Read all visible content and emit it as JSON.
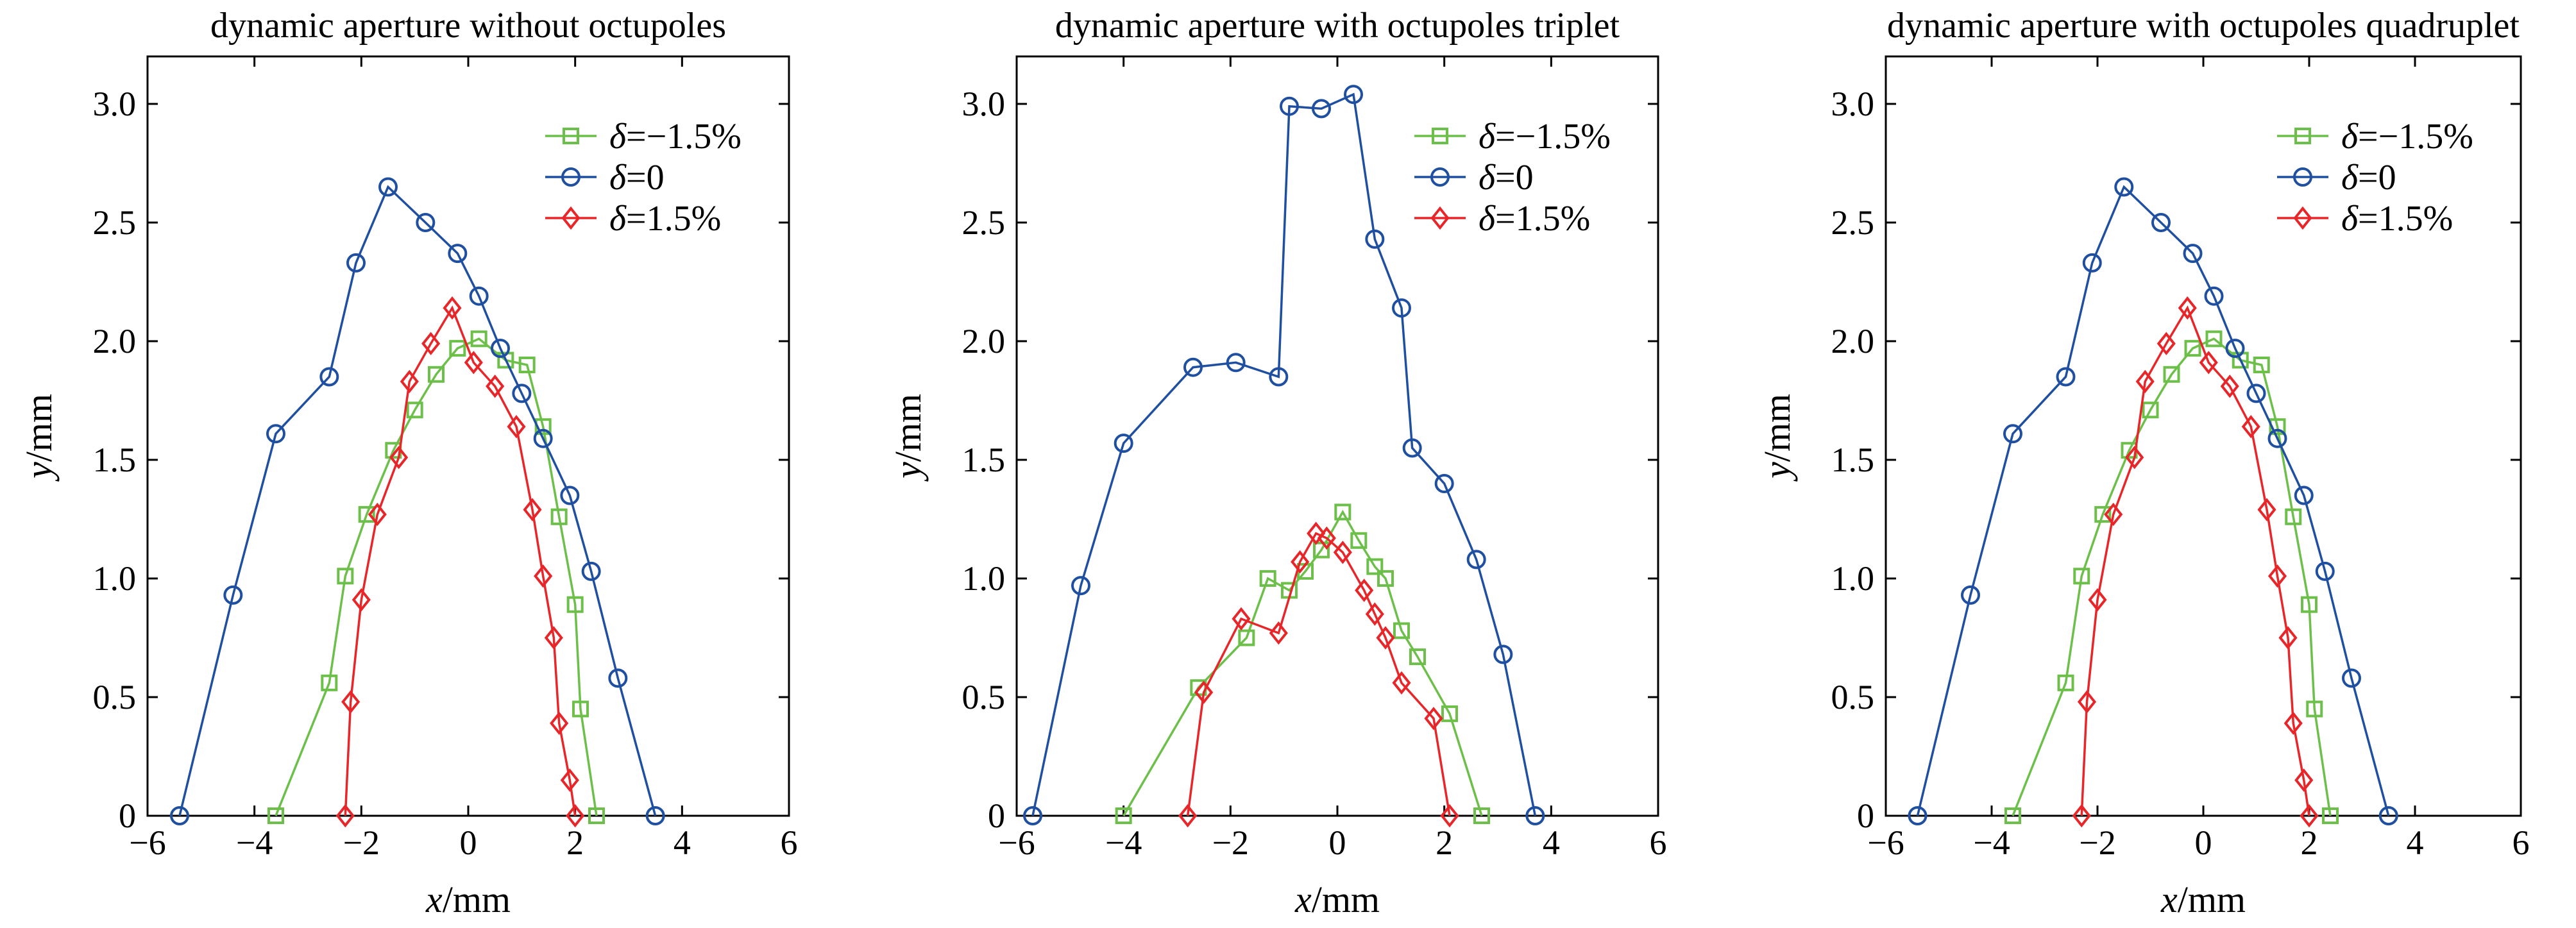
{
  "chart_data": [
    {
      "type": "line",
      "title": "dynamic aperture without octupoles",
      "xlabel": "x/mm",
      "ylabel": "y/mm",
      "xlim": [
        -6,
        6
      ],
      "ylim": [
        0,
        3.2
      ],
      "xticks": [
        -6,
        -4,
        -2,
        0,
        2,
        4,
        6
      ],
      "yticks": [
        0,
        0.5,
        1.0,
        1.5,
        2.0,
        2.5,
        3.0
      ],
      "grid": false,
      "legend_position": "top-right",
      "series": [
        {
          "name": "δ=−1.5%",
          "color": "#6cc04a",
          "marker": "square",
          "x": [
            -3.6,
            -2.6,
            -2.3,
            -1.9,
            -1.4,
            -1.0,
            -0.6,
            -0.2,
            0.2,
            0.7,
            1.1,
            1.4,
            1.7,
            2.0,
            2.1,
            2.4
          ],
          "y": [
            0,
            0.56,
            1.01,
            1.27,
            1.54,
            1.71,
            1.86,
            1.97,
            2.01,
            1.92,
            1.9,
            1.64,
            1.26,
            0.89,
            0.45,
            0
          ]
        },
        {
          "name": "δ=0",
          "color": "#1f4fa0",
          "marker": "circle",
          "x": [
            -5.4,
            -4.4,
            -3.6,
            -2.6,
            -2.1,
            -1.5,
            -0.8,
            -0.2,
            0.2,
            0.6,
            1.0,
            1.4,
            1.9,
            2.3,
            2.8,
            3.5
          ],
          "y": [
            0,
            0.93,
            1.61,
            1.85,
            2.33,
            2.65,
            2.5,
            2.37,
            2.19,
            1.97,
            1.78,
            1.59,
            1.35,
            1.03,
            0.58,
            0
          ]
        },
        {
          "name": "δ=1.5%",
          "color": "#e8262a",
          "marker": "diamond",
          "x": [
            -2.3,
            -2.2,
            -2.0,
            -1.7,
            -1.3,
            -1.1,
            -0.7,
            -0.3,
            0.1,
            0.5,
            0.9,
            1.2,
            1.4,
            1.6,
            1.7,
            1.9,
            2.0
          ],
          "y": [
            0,
            0.48,
            0.91,
            1.27,
            1.51,
            1.83,
            1.99,
            2.14,
            1.91,
            1.81,
            1.64,
            1.29,
            1.01,
            0.75,
            0.39,
            0.15,
            0
          ]
        }
      ]
    },
    {
      "type": "line",
      "title": "dynamic aperture with octupoles triplet",
      "xlabel": "x/mm",
      "ylabel": "y/mm",
      "xlim": [
        -6,
        6
      ],
      "ylim": [
        0,
        3.2
      ],
      "xticks": [
        -6,
        -4,
        -2,
        0,
        2,
        4,
        6
      ],
      "yticks": [
        0,
        0.5,
        1.0,
        1.5,
        2.0,
        2.5,
        3.0
      ],
      "grid": false,
      "legend_position": "top-right",
      "series": [
        {
          "name": "δ=−1.5%",
          "color": "#6cc04a",
          "marker": "square",
          "x": [
            -4.0,
            -2.6,
            -1.7,
            -1.3,
            -0.9,
            -0.6,
            -0.3,
            0.1,
            0.4,
            0.7,
            0.9,
            1.2,
            1.5,
            2.1,
            2.7
          ],
          "y": [
            0,
            0.54,
            0.75,
            1.0,
            0.95,
            1.03,
            1.12,
            1.28,
            1.16,
            1.05,
            1.0,
            0.78,
            0.67,
            0.43,
            0
          ]
        },
        {
          "name": "δ=0",
          "color": "#1f4fa0",
          "marker": "circle",
          "x": [
            -5.7,
            -4.8,
            -4.0,
            -2.7,
            -1.9,
            -1.1,
            -0.9,
            -0.3,
            0.3,
            0.7,
            1.2,
            1.4,
            2.0,
            2.6,
            3.1,
            3.7
          ],
          "y": [
            0,
            0.97,
            1.57,
            1.89,
            1.91,
            1.85,
            2.99,
            2.98,
            3.04,
            2.43,
            2.14,
            1.55,
            1.4,
            1.08,
            0.68,
            0
          ]
        },
        {
          "name": "δ=1.5%",
          "color": "#e8262a",
          "marker": "diamond",
          "x": [
            -2.8,
            -2.5,
            -1.8,
            -1.1,
            -0.7,
            -0.4,
            -0.2,
            0.1,
            0.5,
            0.7,
            0.9,
            1.2,
            1.8,
            2.1
          ],
          "y": [
            0,
            0.52,
            0.83,
            0.77,
            1.07,
            1.19,
            1.17,
            1.11,
            0.95,
            0.85,
            0.75,
            0.56,
            0.41,
            0
          ]
        }
      ]
    },
    {
      "type": "line",
      "title": "dynamic aperture with octupoles quadruplet",
      "xlabel": "x/mm",
      "ylabel": "y/mm",
      "xlim": [
        -6,
        6
      ],
      "ylim": [
        0,
        3.2
      ],
      "xticks": [
        -6,
        -4,
        -2,
        0,
        2,
        4,
        6
      ],
      "yticks": [
        0,
        0.5,
        1.0,
        1.5,
        2.0,
        2.5,
        3.0
      ],
      "grid": false,
      "legend_position": "top-right",
      "series": [
        {
          "name": "δ=−1.5%",
          "color": "#6cc04a",
          "marker": "square",
          "x": [
            -3.6,
            -2.6,
            -2.3,
            -1.9,
            -1.4,
            -1.0,
            -0.6,
            -0.2,
            0.2,
            0.7,
            1.1,
            1.4,
            1.7,
            2.0,
            2.1,
            2.4
          ],
          "y": [
            0,
            0.56,
            1.01,
            1.27,
            1.54,
            1.71,
            1.86,
            1.97,
            2.01,
            1.92,
            1.9,
            1.64,
            1.26,
            0.89,
            0.45,
            0
          ]
        },
        {
          "name": "δ=0",
          "color": "#1f4fa0",
          "marker": "circle",
          "x": [
            -5.4,
            -4.4,
            -3.6,
            -2.6,
            -2.1,
            -1.5,
            -0.8,
            -0.2,
            0.2,
            0.6,
            1.0,
            1.4,
            1.9,
            2.3,
            2.8,
            3.5
          ],
          "y": [
            0,
            0.93,
            1.61,
            1.85,
            2.33,
            2.65,
            2.5,
            2.37,
            2.19,
            1.97,
            1.78,
            1.59,
            1.35,
            1.03,
            0.58,
            0
          ]
        },
        {
          "name": "δ=1.5%",
          "color": "#e8262a",
          "marker": "diamond",
          "x": [
            -2.3,
            -2.2,
            -2.0,
            -1.7,
            -1.3,
            -1.1,
            -0.7,
            -0.3,
            0.1,
            0.5,
            0.9,
            1.2,
            1.4,
            1.6,
            1.7,
            1.9,
            2.0
          ],
          "y": [
            0,
            0.48,
            0.91,
            1.27,
            1.51,
            1.83,
            1.99,
            2.14,
            1.91,
            1.81,
            1.64,
            1.29,
            1.01,
            0.75,
            0.39,
            0.15,
            0
          ]
        }
      ]
    }
  ]
}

GIVEN PROBLEM: Pictures are excluded; repeat every record exactly.

RESPONSE TO THIS TASK:
Read all visible content and emit it as JSON.
{
  "chart_data": [
    {
      "type": "line",
      "title": "dynamic aperture without octupoles",
      "xlabel": "x/mm",
      "ylabel": "y/mm",
      "xlim": [
        -6,
        6
      ],
      "ylim": [
        0,
        3.2
      ],
      "xticks": [
        -6,
        -4,
        -2,
        0,
        2,
        4,
        6
      ],
      "yticks": [
        0,
        0.5,
        1.0,
        1.5,
        2.0,
        2.5,
        3.0
      ],
      "grid": false,
      "legend_position": "top-right",
      "series": [
        {
          "name": "δ=−1.5%",
          "color": "#6cc04a",
          "marker": "square",
          "x": [
            -3.6,
            -2.6,
            -2.3,
            -1.9,
            -1.4,
            -1.0,
            -0.6,
            -0.2,
            0.2,
            0.7,
            1.1,
            1.4,
            1.7,
            2.0,
            2.1,
            2.4
          ],
          "y": [
            0,
            0.56,
            1.01,
            1.27,
            1.54,
            1.71,
            1.86,
            1.97,
            2.01,
            1.92,
            1.9,
            1.64,
            1.26,
            0.89,
            0.45,
            0
          ]
        },
        {
          "name": "δ=0",
          "color": "#1f4fa0",
          "marker": "circle",
          "x": [
            -5.4,
            -4.4,
            -3.6,
            -2.6,
            -2.1,
            -1.5,
            -0.8,
            -0.2,
            0.2,
            0.6,
            1.0,
            1.4,
            1.9,
            2.3,
            2.8,
            3.5
          ],
          "y": [
            0,
            0.93,
            1.61,
            1.85,
            2.33,
            2.65,
            2.5,
            2.37,
            2.19,
            1.97,
            1.78,
            1.59,
            1.35,
            1.03,
            0.58,
            0
          ]
        },
        {
          "name": "δ=1.5%",
          "color": "#e8262a",
          "marker": "diamond",
          "x": [
            -2.3,
            -2.2,
            -2.0,
            -1.7,
            -1.3,
            -1.1,
            -0.7,
            -0.3,
            0.1,
            0.5,
            0.9,
            1.2,
            1.4,
            1.6,
            1.7,
            1.9,
            2.0
          ],
          "y": [
            0,
            0.48,
            0.91,
            1.27,
            1.51,
            1.83,
            1.99,
            2.14,
            1.91,
            1.81,
            1.64,
            1.29,
            1.01,
            0.75,
            0.39,
            0.15,
            0
          ]
        }
      ]
    },
    {
      "type": "line",
      "title": "dynamic aperture with octupoles triplet",
      "xlabel": "x/mm",
      "ylabel": "y/mm",
      "xlim": [
        -6,
        6
      ],
      "ylim": [
        0,
        3.2
      ],
      "xticks": [
        -6,
        -4,
        -2,
        0,
        2,
        4,
        6
      ],
      "yticks": [
        0,
        0.5,
        1.0,
        1.5,
        2.0,
        2.5,
        3.0
      ],
      "grid": false,
      "legend_position": "top-right",
      "series": [
        {
          "name": "δ=−1.5%",
          "color": "#6cc04a",
          "marker": "square",
          "x": [
            -4.0,
            -2.6,
            -1.7,
            -1.3,
            -0.9,
            -0.6,
            -0.3,
            0.1,
            0.4,
            0.7,
            0.9,
            1.2,
            1.5,
            2.1,
            2.7
          ],
          "y": [
            0,
            0.54,
            0.75,
            1.0,
            0.95,
            1.03,
            1.12,
            1.28,
            1.16,
            1.05,
            1.0,
            0.78,
            0.67,
            0.43,
            0
          ]
        },
        {
          "name": "δ=0",
          "color": "#1f4fa0",
          "marker": "circle",
          "x": [
            -5.7,
            -4.8,
            -4.0,
            -2.7,
            -1.9,
            -1.1,
            -0.9,
            -0.3,
            0.3,
            0.7,
            1.2,
            1.4,
            2.0,
            2.6,
            3.1,
            3.7
          ],
          "y": [
            0,
            0.97,
            1.57,
            1.89,
            1.91,
            1.85,
            2.99,
            2.98,
            3.04,
            2.43,
            2.14,
            1.55,
            1.4,
            1.08,
            0.68,
            0
          ]
        },
        {
          "name": "δ=1.5%",
          "color": "#e8262a",
          "marker": "diamond",
          "x": [
            -2.8,
            -2.5,
            -1.8,
            -1.1,
            -0.7,
            -0.4,
            -0.2,
            0.1,
            0.5,
            0.7,
            0.9,
            1.2,
            1.8,
            2.1
          ],
          "y": [
            0,
            0.52,
            0.83,
            0.77,
            1.07,
            1.19,
            1.17,
            1.11,
            0.95,
            0.85,
            0.75,
            0.56,
            0.41,
            0
          ]
        }
      ]
    },
    {
      "type": "line",
      "title": "dynamic aperture with octupoles quadruplet",
      "xlabel": "x/mm",
      "ylabel": "y/mm",
      "xlim": [
        -6,
        6
      ],
      "ylim": [
        0,
        3.2
      ],
      "xticks": [
        -6,
        -4,
        -2,
        0,
        2,
        4,
        6
      ],
      "yticks": [
        0,
        0.5,
        1.0,
        1.5,
        2.0,
        2.5,
        3.0
      ],
      "grid": false,
      "legend_position": "top-right",
      "series": [
        {
          "name": "δ=−1.5%",
          "color": "#6cc04a",
          "marker": "square",
          "x": [
            -3.6,
            -2.6,
            -2.3,
            -1.9,
            -1.4,
            -1.0,
            -0.6,
            -0.2,
            0.2,
            0.7,
            1.1,
            1.4,
            1.7,
            2.0,
            2.1,
            2.4
          ],
          "y": [
            0,
            0.56,
            1.01,
            1.27,
            1.54,
            1.71,
            1.86,
            1.97,
            2.01,
            1.92,
            1.9,
            1.64,
            1.26,
            0.89,
            0.45,
            0
          ]
        },
        {
          "name": "δ=0",
          "color": "#1f4fa0",
          "marker": "circle",
          "x": [
            -5.4,
            -4.4,
            -3.6,
            -2.6,
            -2.1,
            -1.5,
            -0.8,
            -0.2,
            0.2,
            0.6,
            1.0,
            1.4,
            1.9,
            2.3,
            2.8,
            3.5
          ],
          "y": [
            0,
            0.93,
            1.61,
            1.85,
            2.33,
            2.65,
            2.5,
            2.37,
            2.19,
            1.97,
            1.78,
            1.59,
            1.35,
            1.03,
            0.58,
            0
          ]
        },
        {
          "name": "δ=1.5%",
          "color": "#e8262a",
          "marker": "diamond",
          "x": [
            -2.3,
            -2.2,
            -2.0,
            -1.7,
            -1.3,
            -1.1,
            -0.7,
            -0.3,
            0.1,
            0.5,
            0.9,
            1.2,
            1.4,
            1.6,
            1.7,
            1.9,
            2.0
          ],
          "y": [
            0,
            0.48,
            0.91,
            1.27,
            1.51,
            1.83,
            1.99,
            2.14,
            1.91,
            1.81,
            1.64,
            1.29,
            1.01,
            0.75,
            0.39,
            0.15,
            0
          ]
        }
      ]
    }
  ]
}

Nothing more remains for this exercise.